- _Description of the task_:
Recast the data from the line with "wind-barb-flag — [747, 469, 752, 477]" up to and including the line with "wind-barb-flag — [636, 575, 641, 583]" as a Markdown table with two columns, Row (a running row number) and Line (the line itself). Leave out any blank lines.

Layout records
▼▼▼

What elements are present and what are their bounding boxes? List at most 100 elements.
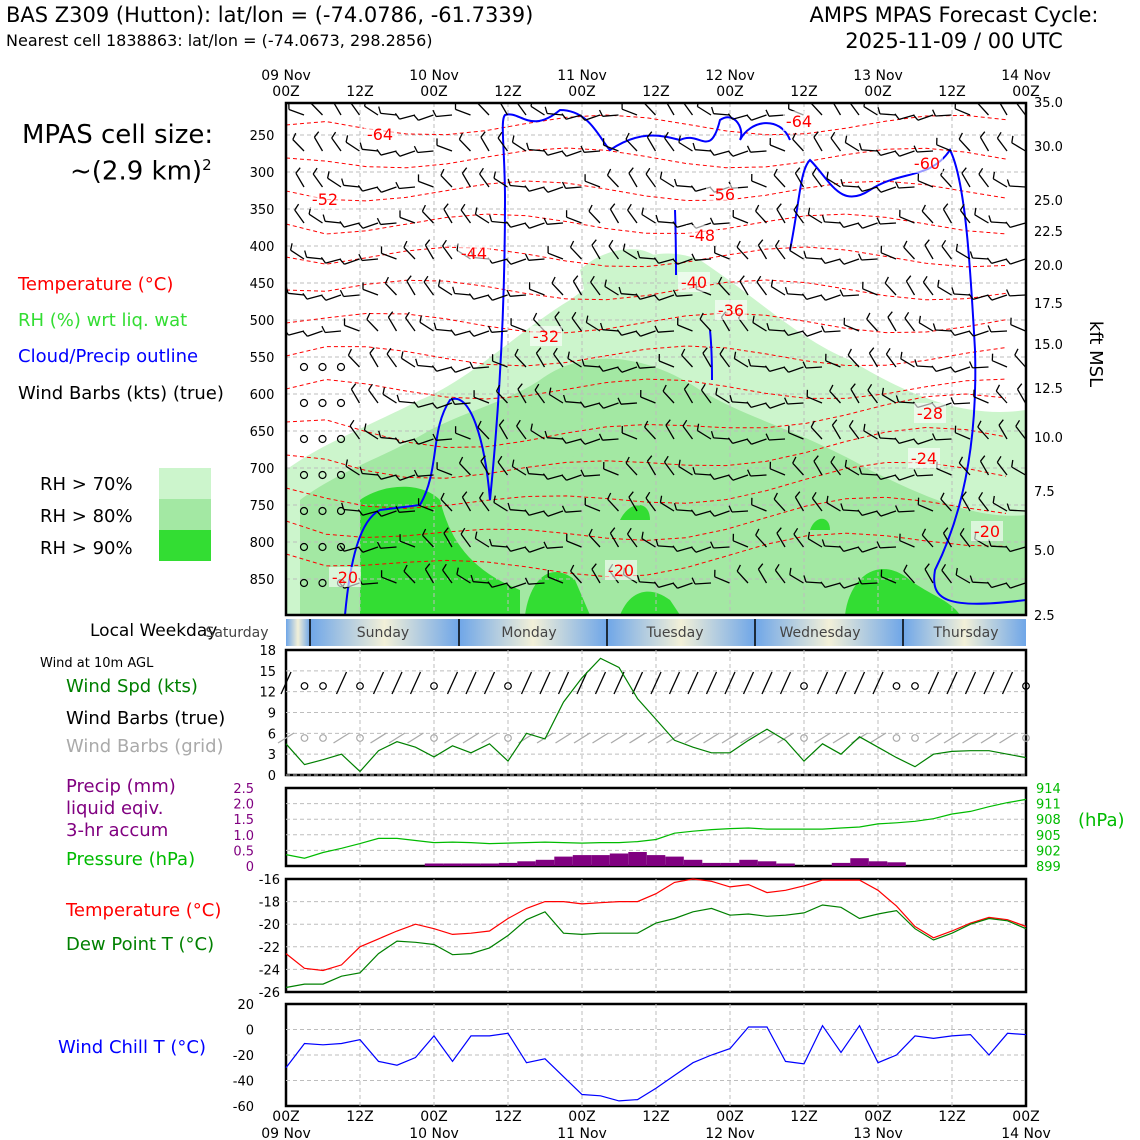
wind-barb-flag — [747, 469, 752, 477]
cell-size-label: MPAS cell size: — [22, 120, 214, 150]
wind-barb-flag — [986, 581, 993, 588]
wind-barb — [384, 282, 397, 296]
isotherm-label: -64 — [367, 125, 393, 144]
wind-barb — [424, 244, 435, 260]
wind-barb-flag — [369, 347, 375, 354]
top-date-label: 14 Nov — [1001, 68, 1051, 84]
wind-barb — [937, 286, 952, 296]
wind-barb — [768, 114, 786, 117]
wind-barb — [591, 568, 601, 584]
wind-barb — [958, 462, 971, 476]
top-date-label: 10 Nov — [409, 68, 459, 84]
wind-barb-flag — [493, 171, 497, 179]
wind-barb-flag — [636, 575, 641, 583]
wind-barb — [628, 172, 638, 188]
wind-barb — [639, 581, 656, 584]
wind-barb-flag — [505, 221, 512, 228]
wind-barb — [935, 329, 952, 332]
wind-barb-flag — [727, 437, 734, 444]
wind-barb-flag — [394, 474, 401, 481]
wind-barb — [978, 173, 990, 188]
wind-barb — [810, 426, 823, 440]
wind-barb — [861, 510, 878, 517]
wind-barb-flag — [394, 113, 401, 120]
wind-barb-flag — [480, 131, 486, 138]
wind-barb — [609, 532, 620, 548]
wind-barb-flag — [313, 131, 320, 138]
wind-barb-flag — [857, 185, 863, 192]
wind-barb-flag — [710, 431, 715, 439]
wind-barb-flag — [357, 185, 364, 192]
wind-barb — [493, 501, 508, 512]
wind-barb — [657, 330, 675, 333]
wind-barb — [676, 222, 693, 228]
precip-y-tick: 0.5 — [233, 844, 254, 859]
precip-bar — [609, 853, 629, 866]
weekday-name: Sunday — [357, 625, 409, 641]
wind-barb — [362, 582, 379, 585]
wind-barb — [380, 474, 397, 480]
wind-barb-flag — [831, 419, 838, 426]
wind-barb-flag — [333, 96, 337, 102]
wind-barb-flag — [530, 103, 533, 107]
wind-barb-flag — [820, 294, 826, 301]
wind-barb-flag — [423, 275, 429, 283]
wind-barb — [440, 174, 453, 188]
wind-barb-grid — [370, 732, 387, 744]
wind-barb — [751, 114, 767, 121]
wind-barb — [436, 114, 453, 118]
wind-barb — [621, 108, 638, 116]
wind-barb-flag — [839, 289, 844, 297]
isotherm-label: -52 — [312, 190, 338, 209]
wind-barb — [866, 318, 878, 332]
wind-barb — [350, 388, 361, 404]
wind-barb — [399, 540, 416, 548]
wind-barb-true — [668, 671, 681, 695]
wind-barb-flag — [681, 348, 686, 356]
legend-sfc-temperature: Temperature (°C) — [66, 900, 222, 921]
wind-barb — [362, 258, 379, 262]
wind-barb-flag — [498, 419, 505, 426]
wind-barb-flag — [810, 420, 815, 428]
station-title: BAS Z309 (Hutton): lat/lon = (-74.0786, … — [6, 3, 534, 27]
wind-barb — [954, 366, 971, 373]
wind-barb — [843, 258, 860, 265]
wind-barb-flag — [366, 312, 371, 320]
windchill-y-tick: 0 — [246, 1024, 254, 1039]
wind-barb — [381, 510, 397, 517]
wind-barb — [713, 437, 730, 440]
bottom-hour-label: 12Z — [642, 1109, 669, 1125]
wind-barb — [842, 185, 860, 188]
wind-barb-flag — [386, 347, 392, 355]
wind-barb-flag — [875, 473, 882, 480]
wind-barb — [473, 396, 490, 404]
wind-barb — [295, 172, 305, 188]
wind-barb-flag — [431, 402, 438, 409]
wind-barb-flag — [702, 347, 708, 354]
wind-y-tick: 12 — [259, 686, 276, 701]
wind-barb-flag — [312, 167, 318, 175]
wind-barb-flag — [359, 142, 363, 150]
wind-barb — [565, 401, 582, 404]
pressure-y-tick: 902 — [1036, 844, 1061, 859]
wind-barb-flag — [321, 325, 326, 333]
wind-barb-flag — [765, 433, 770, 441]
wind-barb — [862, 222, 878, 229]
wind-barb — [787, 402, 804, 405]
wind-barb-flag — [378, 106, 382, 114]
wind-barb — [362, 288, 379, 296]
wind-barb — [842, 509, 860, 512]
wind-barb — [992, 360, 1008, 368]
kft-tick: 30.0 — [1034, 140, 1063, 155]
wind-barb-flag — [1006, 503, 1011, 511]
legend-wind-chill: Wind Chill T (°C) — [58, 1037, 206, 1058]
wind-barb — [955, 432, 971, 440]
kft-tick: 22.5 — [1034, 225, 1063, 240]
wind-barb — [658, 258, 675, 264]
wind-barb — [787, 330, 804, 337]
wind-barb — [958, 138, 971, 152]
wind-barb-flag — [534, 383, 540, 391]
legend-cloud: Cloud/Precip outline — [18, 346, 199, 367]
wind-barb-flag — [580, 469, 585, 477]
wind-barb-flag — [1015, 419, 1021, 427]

▲▲▲
▼▼▼

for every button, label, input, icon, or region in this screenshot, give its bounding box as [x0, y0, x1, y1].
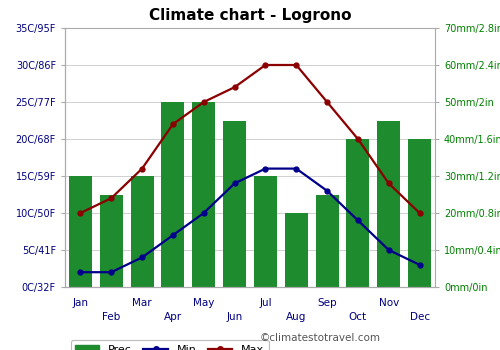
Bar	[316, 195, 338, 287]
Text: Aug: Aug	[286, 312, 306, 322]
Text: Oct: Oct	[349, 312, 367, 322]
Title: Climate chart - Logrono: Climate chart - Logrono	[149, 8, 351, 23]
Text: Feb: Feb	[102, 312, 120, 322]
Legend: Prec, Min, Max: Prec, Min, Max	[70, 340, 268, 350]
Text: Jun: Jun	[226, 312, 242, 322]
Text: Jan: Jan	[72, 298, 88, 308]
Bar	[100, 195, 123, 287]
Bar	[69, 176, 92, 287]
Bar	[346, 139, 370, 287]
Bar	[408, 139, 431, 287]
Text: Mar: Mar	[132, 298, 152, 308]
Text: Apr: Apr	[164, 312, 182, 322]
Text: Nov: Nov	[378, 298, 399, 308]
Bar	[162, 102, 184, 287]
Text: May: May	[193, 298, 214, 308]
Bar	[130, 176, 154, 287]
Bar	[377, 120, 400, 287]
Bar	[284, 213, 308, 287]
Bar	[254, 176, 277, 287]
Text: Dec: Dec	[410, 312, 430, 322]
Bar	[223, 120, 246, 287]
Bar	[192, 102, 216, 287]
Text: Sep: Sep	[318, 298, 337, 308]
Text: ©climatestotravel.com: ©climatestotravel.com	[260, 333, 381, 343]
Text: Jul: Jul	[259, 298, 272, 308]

▲▲▲

- _Written answer_:
| Row | Line |
|---|---|
| 1 | wind-barb-flag — [747, 469, 752, 477] |
| 2 | cell-size-label: MPAS cell size: — [22, 120, 214, 150] |
| 3 | wind-barb-flag — [986, 581, 993, 588] |
| 4 | wind-barb — [384, 282, 397, 296] |
| 5 | isotherm-label: -64 — [367, 125, 393, 144] |
| 6 | wind-barb — [424, 244, 435, 260] |
| 7 | wind-barb-flag — [369, 347, 375, 354] |
| 8 | top-date-label: 14 Nov — [1001, 68, 1051, 84] |
| 9 | wind-barb — [937, 286, 952, 296] |
| 10 | wind-barb — [768, 114, 786, 117] |
| 11 | wind-barb — [591, 568, 601, 584] |
| 12 | wind-barb — [958, 462, 971, 476] |
| 13 | top-date-label: 10 Nov — [409, 68, 459, 84] |
| 14 | wind-barb-flag — [493, 171, 497, 179] |
| 15 | wind-barb-flag — [636, 575, 641, 583] |